*** Raw data ***

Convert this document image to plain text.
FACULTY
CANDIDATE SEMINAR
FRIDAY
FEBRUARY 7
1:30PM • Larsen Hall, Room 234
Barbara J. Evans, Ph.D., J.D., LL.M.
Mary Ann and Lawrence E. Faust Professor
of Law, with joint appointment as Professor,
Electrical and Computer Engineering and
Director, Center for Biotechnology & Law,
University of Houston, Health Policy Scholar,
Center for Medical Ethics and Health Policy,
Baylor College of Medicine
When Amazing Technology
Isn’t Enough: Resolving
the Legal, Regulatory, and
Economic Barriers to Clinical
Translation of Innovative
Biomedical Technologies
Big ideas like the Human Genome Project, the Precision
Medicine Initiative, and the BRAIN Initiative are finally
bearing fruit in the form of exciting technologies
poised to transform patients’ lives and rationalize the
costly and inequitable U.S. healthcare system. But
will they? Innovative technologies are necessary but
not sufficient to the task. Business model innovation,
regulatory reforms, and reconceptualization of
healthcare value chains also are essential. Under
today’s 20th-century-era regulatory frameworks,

*** End of Raw data ***

» **Problem to work on**:
Isolate each line of the listing above that includes "Medicine". Copy it.

» **Answer area**:
Baylor College of Medicine
Medicine Initiative, and the BRAIN Initiative are finally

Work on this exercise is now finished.